• [OBJECTIVE]:
Translate this sentence from the Scheme push-and-pop thread into Spanish: "This is a point about using mutation in your code: there is no need to jump to macros for that."

• [GIVEN PASSAGE]:
- - - -

How do I write Push and Pop in Scheme?

Question

Right now I have

(define (push x a-list)
  (set! a-list (cons a-list x)))

(define (pop a-list)
  (let ((result (first a-list)))
    (set! a-list  (rest a-list))
    result))

But I get this result:

Welcome to DrScheme, version 4.2 [3m].
Language: Module; memory limit: 256 megabytes.
> (define my-list (list 1 2 3))
> (push 4 my-list)
> my-list
(1 2 3)
> (pop my-list)
1
> my-list
(1 2 3)

What am I doing wrong? Is there a better way to write push so that the element is added at the end and pop so that the element gets deleted from the first?

Answer 1

This is a point about using mutation in your code: there is no need to jump to macros for that. I'll assume the stack operations for now: to get a simple value that you can pass around and mutate, all you need is a wrapper around the list and the rest of your code stays the same (well, with the minor change that makes it do stack operations properly). In PLT Scheme this is exactly what boxes are for:

(define (push x a-list)

- - - -

• [SUPPLIED MATERIAL]:
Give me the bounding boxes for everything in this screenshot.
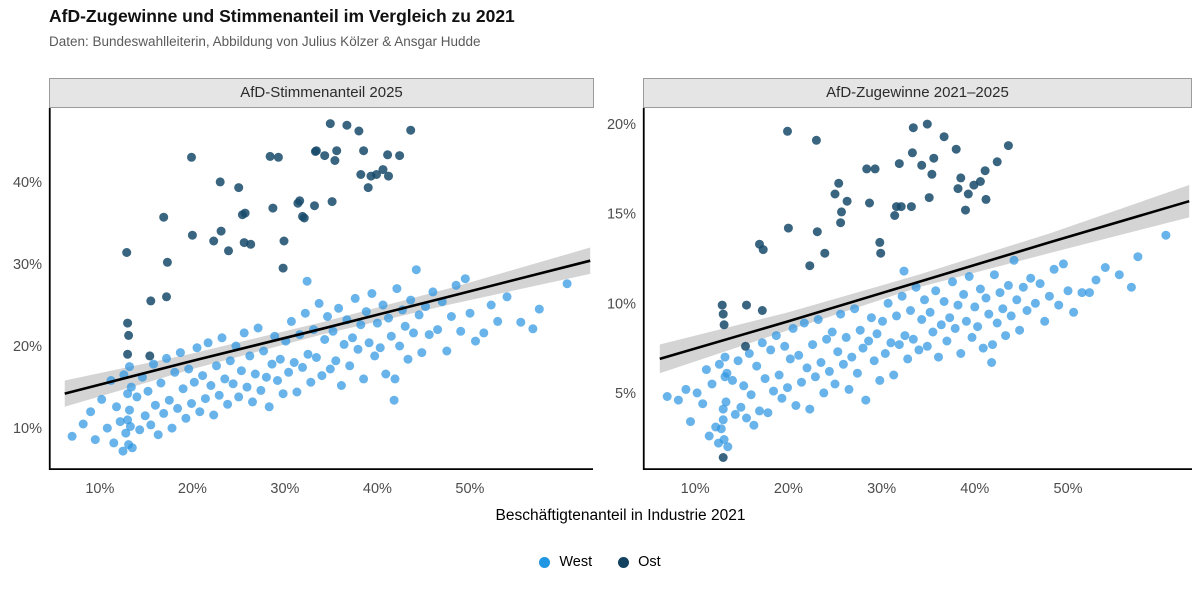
legend-item-ost: Ost [618, 554, 661, 570]
svg-text:5%: 5% [615, 386, 636, 402]
svg-text:10%: 10% [85, 481, 114, 497]
legend-label-west: West [559, 554, 593, 570]
svg-text:30%: 30% [270, 481, 299, 497]
svg-text:10%: 10% [607, 296, 636, 312]
page-subtitle: Daten: Bundeswahlleiterin, Abbildung von… [49, 34, 481, 49]
ost-dot-icon [618, 556, 630, 568]
svg-text:10%: 10% [13, 421, 42, 437]
page-title: AfD-Zugewinne und Stimmenanteil im Vergl… [49, 6, 515, 26]
x-axis-label: Beschäftigtenanteil in Industrie 2021 [495, 507, 746, 524]
svg-text:40%: 40% [13, 175, 42, 191]
svg-text:10%: 10% [681, 481, 710, 497]
legend: West Ost [0, 554, 1200, 570]
svg-text:20%: 20% [13, 339, 42, 355]
svg-text:40%: 40% [960, 481, 989, 497]
svg-text:20%: 20% [178, 481, 207, 497]
svg-text:50%: 50% [455, 481, 484, 497]
svg-text:30%: 30% [13, 257, 42, 273]
legend-item-west: West [539, 554, 592, 570]
svg-text:50%: 50% [1054, 481, 1083, 497]
svg-text:40%: 40% [363, 481, 392, 497]
legend-label-ost: Ost [638, 554, 661, 570]
svg-text:20%: 20% [774, 481, 803, 497]
scatter-panel-left: 10% 20% 30% 40% 50% 10% 20% 30% 40% [13, 108, 593, 497]
facet-strip-left: AfD-Stimmenanteil 2025 [49, 78, 594, 108]
scatter-panel-right: 10% 20% 30% 40% 50% 5% 10% 15% 20% [607, 108, 1192, 497]
svg-text:20%: 20% [607, 117, 636, 133]
svg-text:15%: 15% [607, 207, 636, 223]
facet-strip-right: AfD-Zugewinne 2021–2025 [643, 78, 1192, 108]
svg-text:30%: 30% [867, 481, 896, 497]
west-dot-icon [539, 556, 551, 568]
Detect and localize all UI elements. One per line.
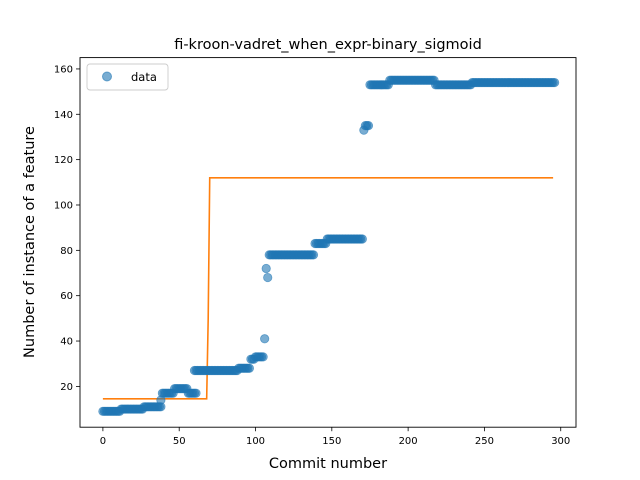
x-tick-label: 0 bbox=[100, 436, 106, 447]
x-tick-label: 300 bbox=[551, 436, 570, 447]
x-axis: 0 50 100 150 200 250 300 bbox=[100, 427, 570, 447]
y-tick-label: 20 bbox=[60, 382, 73, 393]
fit-line bbox=[102, 176, 554, 400]
x-tick-label: 250 bbox=[475, 436, 494, 447]
data-series bbox=[98, 75, 560, 416]
data-point bbox=[191, 388, 201, 398]
fit-series bbox=[102, 176, 554, 400]
y-tick-label: 40 bbox=[60, 337, 73, 348]
plot-frame bbox=[79, 57, 577, 428]
legend-box bbox=[86, 63, 169, 91]
plot-area bbox=[79, 57, 577, 428]
x-tick-label: 100 bbox=[246, 436, 265, 447]
y-tick-label: 60 bbox=[60, 291, 73, 302]
data-point bbox=[263, 272, 273, 283]
y-tick-label: 160 bbox=[54, 64, 73, 75]
x-tick-label: 50 bbox=[173, 436, 186, 447]
x-tick-label: 150 bbox=[322, 436, 341, 447]
data-point bbox=[244, 363, 254, 373]
data-point bbox=[261, 263, 271, 274]
legend: data bbox=[86, 63, 169, 91]
y-axis-label: Number of instance of a feature bbox=[22, 126, 38, 358]
data-point bbox=[550, 77, 560, 88]
x-axis-label: Commit number bbox=[269, 456, 387, 472]
y-tick-label: 80 bbox=[60, 246, 73, 257]
chart-title: fi-kroon-vadret_when_expr-binary_sigmoid bbox=[174, 37, 482, 53]
legend-label-data: data bbox=[131, 70, 157, 84]
y-axis: 20 40 60 80 100 120 140 160 bbox=[54, 64, 80, 393]
data-point bbox=[260, 334, 270, 344]
data-point bbox=[258, 352, 268, 362]
data-point bbox=[308, 250, 319, 260]
data-point bbox=[363, 121, 374, 131]
y-tick-label: 100 bbox=[54, 200, 73, 211]
data-point bbox=[357, 234, 367, 244]
y-tick-label: 120 bbox=[54, 155, 73, 166]
legend-marker-data bbox=[102, 71, 112, 82]
y-tick-label: 140 bbox=[54, 110, 73, 121]
x-tick-label: 200 bbox=[399, 436, 418, 447]
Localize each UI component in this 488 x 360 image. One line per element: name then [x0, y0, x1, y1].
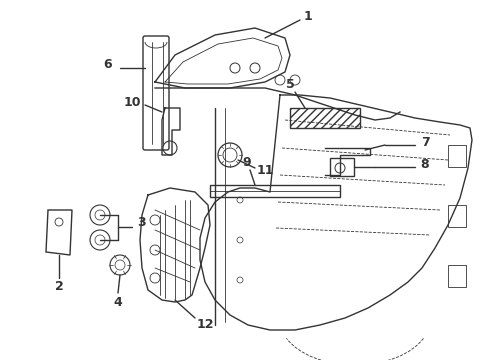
Polygon shape	[289, 108, 359, 128]
Bar	[329, 158, 353, 176]
Text: 2: 2	[55, 280, 63, 293]
Text: 5: 5	[285, 78, 294, 91]
Text: 9: 9	[242, 157, 251, 170]
Bar	[209, 185, 339, 197]
Text: 10: 10	[123, 95, 141, 108]
Text: 11: 11	[256, 163, 273, 176]
Text: 4: 4	[113, 296, 122, 309]
Polygon shape	[46, 210, 72, 255]
Text: 6: 6	[103, 58, 112, 72]
Text: 12: 12	[196, 319, 213, 332]
Bar	[447, 205, 465, 227]
Text: 8: 8	[420, 158, 428, 171]
Bar	[447, 145, 465, 167]
Text: 1: 1	[303, 9, 312, 22]
Text: 7: 7	[420, 136, 428, 149]
Bar	[447, 265, 465, 287]
Text: 3: 3	[138, 216, 146, 229]
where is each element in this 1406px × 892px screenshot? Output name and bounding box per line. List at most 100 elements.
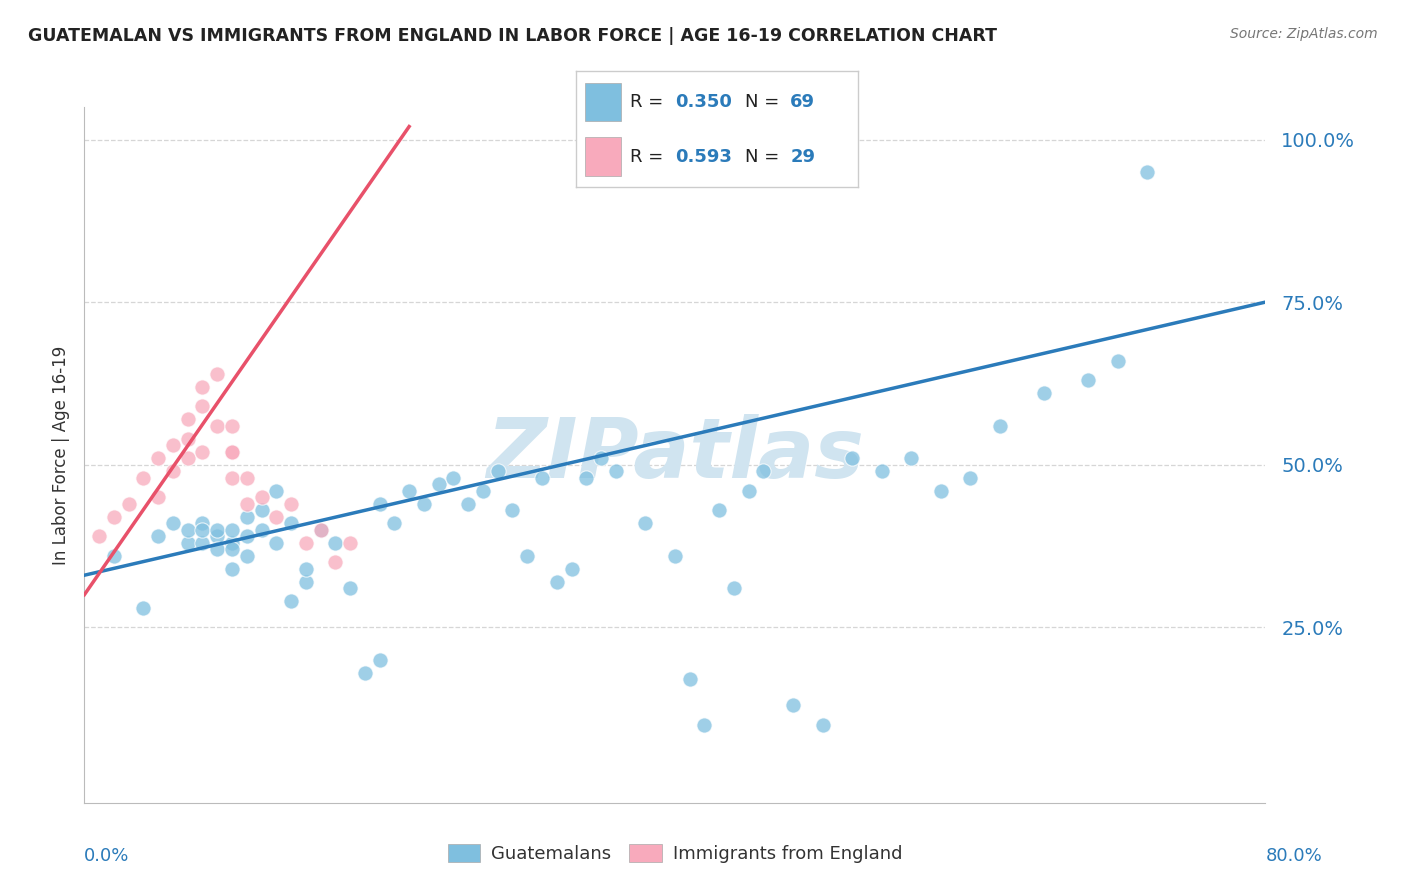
Point	[118, 497, 141, 511]
Point	[205, 418, 228, 433]
Point	[235, 509, 259, 524]
Point	[678, 672, 700, 686]
Point	[162, 438, 184, 452]
Point	[177, 535, 200, 549]
Point	[221, 444, 243, 458]
Point	[132, 600, 155, 615]
Text: Source: ZipAtlas.com: Source: ZipAtlas.com	[1230, 27, 1378, 41]
Point	[295, 574, 318, 589]
Point	[235, 471, 259, 485]
Point	[191, 516, 214, 531]
Point	[841, 451, 863, 466]
Point	[959, 471, 981, 485]
Point	[782, 698, 804, 713]
Point	[191, 444, 214, 458]
Point	[280, 497, 302, 511]
Point	[103, 549, 125, 563]
Point	[382, 516, 406, 531]
Point	[457, 497, 479, 511]
Point	[752, 464, 775, 478]
Point	[191, 535, 214, 549]
Point	[501, 503, 523, 517]
Point	[723, 581, 745, 595]
Point	[191, 523, 214, 537]
Text: N =: N =	[745, 93, 785, 112]
Point	[264, 483, 288, 498]
Point	[177, 432, 200, 446]
Point	[250, 523, 273, 537]
Point	[530, 471, 553, 485]
Point	[560, 562, 583, 576]
Point	[221, 523, 243, 537]
Point	[205, 523, 228, 537]
Point	[235, 497, 259, 511]
Text: 0.350: 0.350	[675, 93, 731, 112]
Point	[591, 451, 613, 466]
Point	[339, 535, 361, 549]
Point	[132, 471, 155, 485]
Legend: Guatemalans, Immigrants from England: Guatemalans, Immigrants from England	[440, 837, 910, 871]
Point	[413, 497, 436, 511]
Point	[162, 464, 184, 478]
Point	[929, 483, 952, 498]
Point	[250, 490, 273, 504]
Point	[1032, 386, 1054, 401]
Point	[250, 503, 273, 517]
Point	[1077, 373, 1099, 387]
Point	[177, 451, 200, 466]
Text: ZIPatlas: ZIPatlas	[486, 415, 863, 495]
Text: R =: R =	[630, 93, 669, 112]
Point	[205, 529, 228, 543]
Point	[280, 594, 302, 608]
Point	[191, 379, 214, 393]
Point	[693, 718, 716, 732]
Text: 29: 29	[790, 147, 815, 166]
Point	[264, 509, 288, 524]
Point	[323, 535, 347, 549]
Point	[177, 412, 200, 426]
Point	[664, 549, 686, 563]
Point	[354, 665, 377, 680]
Point	[295, 535, 318, 549]
Point	[235, 529, 259, 543]
Point	[87, 529, 111, 543]
Point	[148, 529, 170, 543]
Point	[221, 418, 243, 433]
Y-axis label: In Labor Force | Age 16-19: In Labor Force | Age 16-19	[52, 345, 70, 565]
Point	[309, 523, 332, 537]
Point	[516, 549, 538, 563]
Point	[221, 542, 243, 557]
Text: GUATEMALAN VS IMMIGRANTS FROM ENGLAND IN LABOR FORCE | AGE 16-19 CORRELATION CHA: GUATEMALAN VS IMMIGRANTS FROM ENGLAND IN…	[28, 27, 997, 45]
Point	[1136, 165, 1159, 179]
Text: R =: R =	[630, 147, 669, 166]
Point	[870, 464, 893, 478]
Point	[309, 523, 332, 537]
Point	[472, 483, 495, 498]
Point	[546, 574, 568, 589]
Point	[235, 549, 259, 563]
Point	[368, 653, 391, 667]
Point	[427, 477, 450, 491]
Point	[191, 399, 214, 413]
Point	[339, 581, 361, 595]
Point	[221, 562, 243, 576]
Point	[634, 516, 657, 531]
Point	[221, 471, 243, 485]
Point	[280, 516, 302, 531]
Point	[738, 483, 761, 498]
Point	[264, 535, 288, 549]
Point	[295, 562, 318, 576]
Point	[988, 418, 1011, 433]
Point	[1107, 353, 1129, 368]
Point	[575, 471, 598, 485]
Point	[900, 451, 922, 466]
Point	[605, 464, 627, 478]
Point	[148, 451, 170, 466]
Point	[811, 718, 834, 732]
Point	[221, 535, 243, 549]
Point	[709, 503, 731, 517]
Point	[148, 490, 170, 504]
Text: 69: 69	[790, 93, 815, 112]
Point	[103, 509, 125, 524]
Text: 0.593: 0.593	[675, 147, 731, 166]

- - - -

• [TASK ANSWER]:
Esto tiene que ver con el uso de la mutación en tu código: no hace falta recurrir a macros para eso.